> _What to do_:
Give a verbatim copy of the lines below, minus the pictures.
--- START OF Exercise data ---
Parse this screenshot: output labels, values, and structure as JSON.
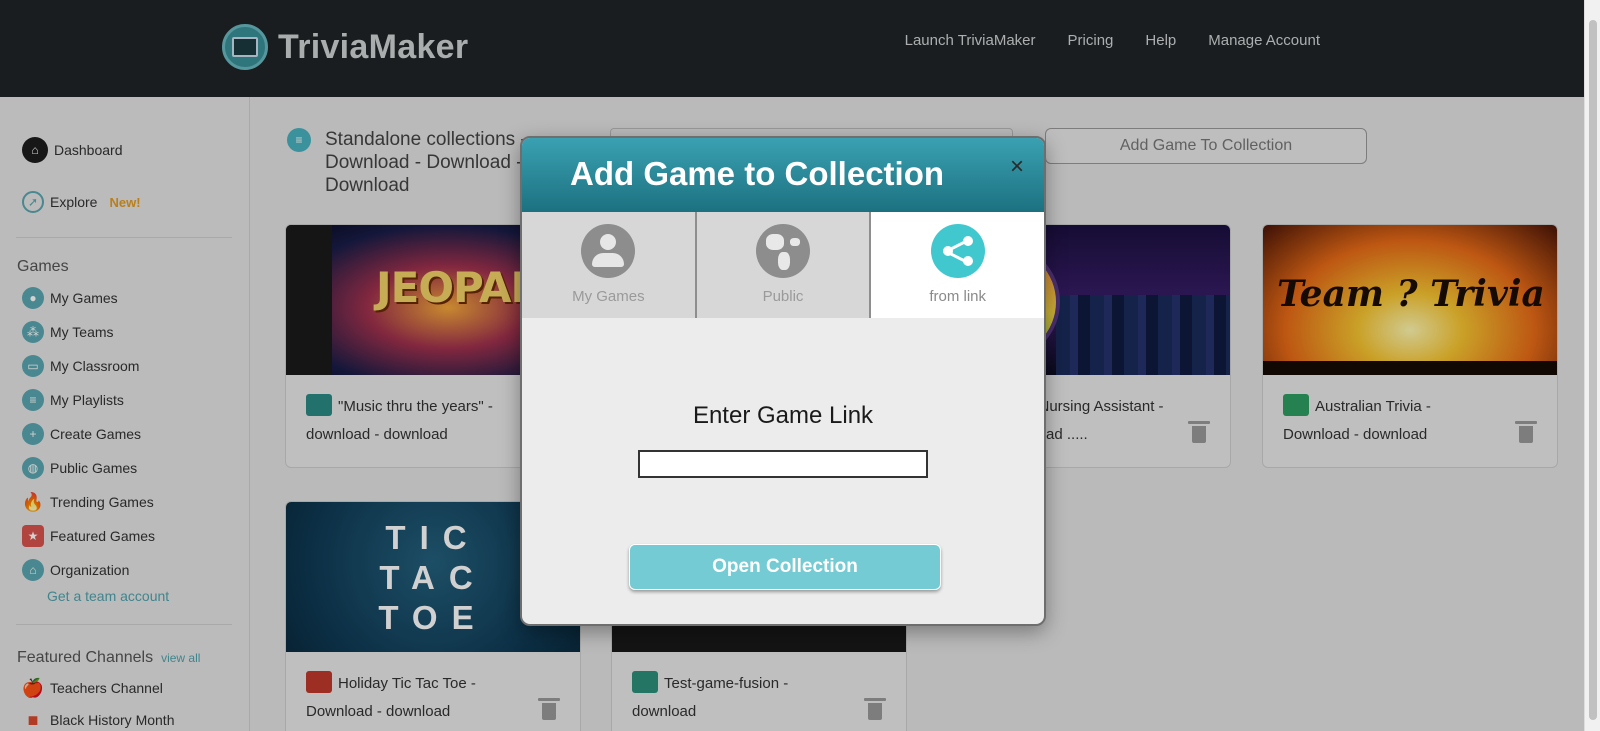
{
  "header": {
    "logo_text": "TriviaMaker",
    "nav": [
      "Launch TriviaMaker",
      "Pricing",
      "Help",
      "Manage Account"
    ]
  },
  "sidebar": {
    "dashboard": "Dashboard",
    "explore": "Explore",
    "explore_badge": "New!",
    "games_heading": "Games",
    "items": [
      "My Games",
      "My Teams",
      "My Classroom",
      "My Playlists",
      "Create Games",
      "Public Games",
      "Trending Games",
      "Featured Games",
      "Organization"
    ],
    "team_link": "Get a team account",
    "channels_heading": "Featured Channels",
    "view_all": "view all",
    "channels": [
      "Teachers Channel",
      "Black History Month"
    ]
  },
  "main": {
    "breadcrumb": "Standalone collections - Download - Download - Download",
    "add_to_collection": "Add Game To Collection",
    "cards": [
      {
        "title": "\"Music thru the years\" - download - download"
      },
      {
        "title": "d Nursing Assistant - nload ....."
      },
      {
        "title": "Australian Trivia - Download - download"
      },
      {
        "title": "Holiday Tic Tac Toe - Download - download"
      },
      {
        "title": "Test-game-fusion - download"
      }
    ],
    "jeopardy_text": "JEOPARDY!",
    "team_trivia_text": "Team ? Trivia",
    "tictactoe_text": "TIC TAC TOE"
  },
  "modal": {
    "title": "Add Game to Collection",
    "close": "×",
    "tabs": [
      "My Games",
      "Public",
      "from link"
    ],
    "active_tab": "from link",
    "link_label": "Enter Game Link",
    "link_value": "",
    "button_label": "Open Collection"
  },
  "colors": {
    "accent": "#41c8cf",
    "header_bg": "#1f2426",
    "button": "#75cbd3"
  }
}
--- END OF Exercise data ---
> _Output_:
Parse this screenshot: output labels, values, and structure as JSON.
{
  "header": {
    "logo_text": "TriviaMaker",
    "nav": [
      "Launch TriviaMaker",
      "Pricing",
      "Help",
      "Manage Account"
    ]
  },
  "sidebar": {
    "dashboard": "Dashboard",
    "explore": "Explore",
    "explore_badge": "New!",
    "games_heading": "Games",
    "items": [
      "My Games",
      "My Teams",
      "My Classroom",
      "My Playlists",
      "Create Games",
      "Public Games",
      "Trending Games",
      "Featured Games",
      "Organization"
    ],
    "team_link": "Get a team account",
    "channels_heading": "Featured Channels",
    "view_all": "view all",
    "channels": [
      "Teachers Channel",
      "Black History Month"
    ]
  },
  "main": {
    "breadcrumb": "Standalone collections - Download - Download - Download",
    "add_to_collection": "Add Game To Collection",
    "cards": [
      {
        "title": "\"Music thru the years\" - download - download"
      },
      {
        "title": "d Nursing Assistant - nload ....."
      },
      {
        "title": "Australian Trivia - Download - download"
      },
      {
        "title": "Holiday Tic Tac Toe - Download - download"
      },
      {
        "title": "Test-game-fusion - download"
      }
    ],
    "jeopardy_text": "JEOPARDY!",
    "team_trivia_text": "Team ? Trivia",
    "tictactoe_text": "TIC TAC TOE"
  },
  "modal": {
    "title": "Add Game to Collection",
    "close": "×",
    "tabs": [
      "My Games",
      "Public",
      "from link"
    ],
    "active_tab": "from link",
    "link_label": "Enter Game Link",
    "link_value": "",
    "button_label": "Open Collection"
  },
  "colors": {
    "accent": "#41c8cf",
    "header_bg": "#1f2426",
    "button": "#75cbd3"
  }
}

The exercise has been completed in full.